======== EXERCISE DATA ========

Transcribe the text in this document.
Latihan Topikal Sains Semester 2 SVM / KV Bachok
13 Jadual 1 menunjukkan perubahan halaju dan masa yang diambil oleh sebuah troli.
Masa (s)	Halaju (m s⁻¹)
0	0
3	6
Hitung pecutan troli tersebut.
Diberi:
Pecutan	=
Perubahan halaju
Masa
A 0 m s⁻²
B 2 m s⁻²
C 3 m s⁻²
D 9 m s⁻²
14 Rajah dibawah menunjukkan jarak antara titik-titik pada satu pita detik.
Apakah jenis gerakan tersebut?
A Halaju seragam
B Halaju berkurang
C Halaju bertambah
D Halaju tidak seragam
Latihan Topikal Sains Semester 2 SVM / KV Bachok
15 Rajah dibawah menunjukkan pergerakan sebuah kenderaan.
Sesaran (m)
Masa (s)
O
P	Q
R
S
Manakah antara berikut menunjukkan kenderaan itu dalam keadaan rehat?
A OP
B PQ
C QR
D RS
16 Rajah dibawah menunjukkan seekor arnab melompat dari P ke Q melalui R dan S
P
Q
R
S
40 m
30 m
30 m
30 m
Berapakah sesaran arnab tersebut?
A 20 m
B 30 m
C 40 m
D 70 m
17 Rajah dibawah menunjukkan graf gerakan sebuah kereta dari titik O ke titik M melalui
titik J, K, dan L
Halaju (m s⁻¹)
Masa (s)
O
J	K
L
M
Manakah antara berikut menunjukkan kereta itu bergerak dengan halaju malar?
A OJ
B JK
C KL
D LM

========

SET EXERCISE — Repeat all entries. Match them exactly.

RESULT OF THE TASK —
Transcribe the text in this document.
Latihan Topikal Sains Semester 2 SVM / KV Bachok
13 Jadual 1 menunjukkan perubahan halaju dan masa yang diambil oleh sebuah troli.
Masa (s)	Halaju (m s⁻¹)
0	0
3	6
Hitung pecutan troli tersebut.
Diberi:
Pecutan	=
Perubahan halaju
Masa
A 0 m s⁻²
B 2 m s⁻²
C 3 m s⁻²
D 9 m s⁻²
14 Rajah dibawah menunjukkan jarak antara titik-titik pada satu pita detik.
Apakah jenis gerakan tersebut?
A Halaju seragam
B Halaju berkurang
C Halaju bertambah
D Halaju tidak seragam
Latihan Topikal Sains Semester 2 SVM / KV Bachok
15 Rajah dibawah menunjukkan pergerakan sebuah kenderaan.
Sesaran (m)
Masa (s)
O
P	Q
R
S
Manakah antara berikut menunjukkan kenderaan itu dalam keadaan rehat?
A OP
B PQ
C QR
D RS
16 Rajah dibawah menunjukkan seekor arnab melompat dari P ke Q melalui R dan S
P
Q
R
S
40 m
30 m
30 m
30 m
Berapakah sesaran arnab tersebut?
A 20 m
B 30 m
C 40 m
D 70 m
17 Rajah dibawah menunjukkan graf gerakan sebuah kereta dari titik O ke titik M melalui
titik J, K, dan L
Halaju (m s⁻¹)
Masa (s)
O
J	K
L
M
Manakah antara berikut menunjukkan kereta itu bergerak dengan halaju malar?
A OJ
B JK
C KL
D LM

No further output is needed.